Excerpts from a figure dataset
::::

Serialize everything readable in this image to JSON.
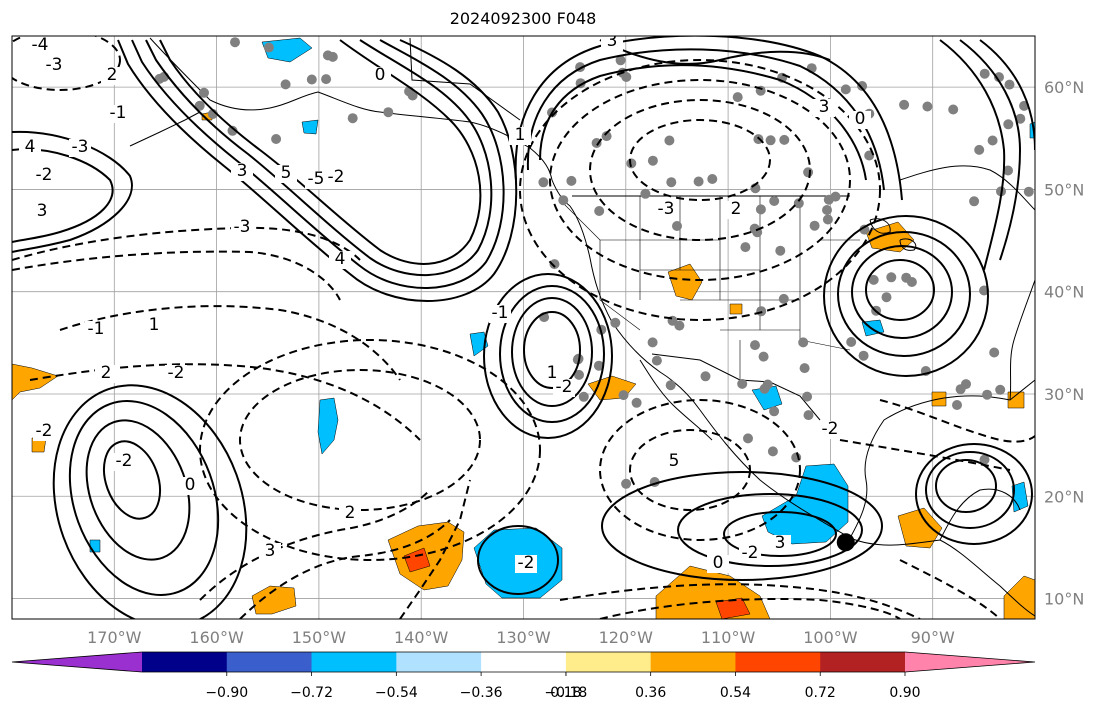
{
  "title": "2024092300 F048",
  "map": {
    "lon_range": [
      -180,
      -80
    ],
    "lat_range": [
      8,
      65
    ],
    "lon_ticks": [
      "170°W",
      "160°W",
      "150°W",
      "140°W",
      "130°W",
      "120°W",
      "110°W",
      "100°W",
      "90°W"
    ],
    "lat_ticks": [
      "60°N",
      "50°N",
      "40°N",
      "30°N",
      "20°N",
      "10°N"
    ],
    "grid": "on",
    "contour_labels": [
      "-4",
      "-3",
      "3",
      "-2",
      "2",
      "-1",
      "1",
      "0",
      "4",
      "-3",
      "3",
      "5",
      "-5",
      "-2",
      "3",
      "-3",
      "4",
      "-1",
      "1",
      "2",
      "-2",
      "-3",
      "2",
      "3",
      "0",
      "-2",
      "-1",
      "1",
      "-2",
      "-2",
      "0",
      "2",
      "3",
      "-2",
      "0",
      "-2",
      "3",
      "-2",
      "5"
    ],
    "marker": {
      "lon": -98.5,
      "lat": 15.5,
      "color": "#000000"
    },
    "station_color": "#808080"
  },
  "colorbar": {
    "ticks": [
      "−0.90",
      "−0.72",
      "−0.54",
      "−0.36",
      "−0.18",
      "0.18",
      "0.36",
      "0.54",
      "0.72",
      "0.90"
    ],
    "colors": [
      "#9b30d0",
      "#00008b",
      "#3a5fcd",
      "#00bfff",
      "#b0e2ff",
      "#ffffff",
      "#ffec8b",
      "#ffa500",
      "#ff4500",
      "#b22222",
      "#ff83aa"
    ]
  }
}
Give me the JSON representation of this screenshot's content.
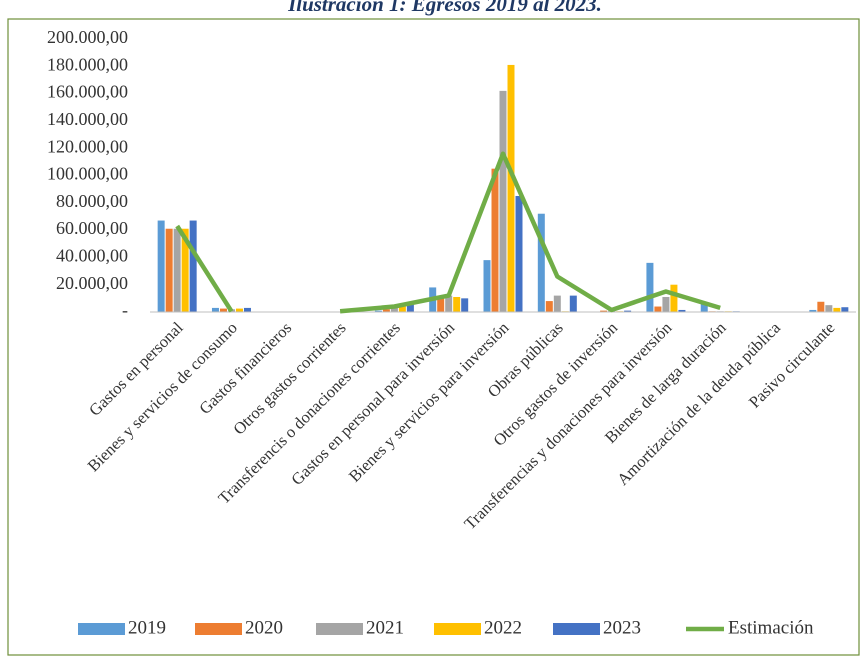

::::

GOAL
Gather from the data above every line with the string "this".

SOLUTION
Serialize everything readable in this image to JSON.
Give me the JSON representation of this screenshot's content.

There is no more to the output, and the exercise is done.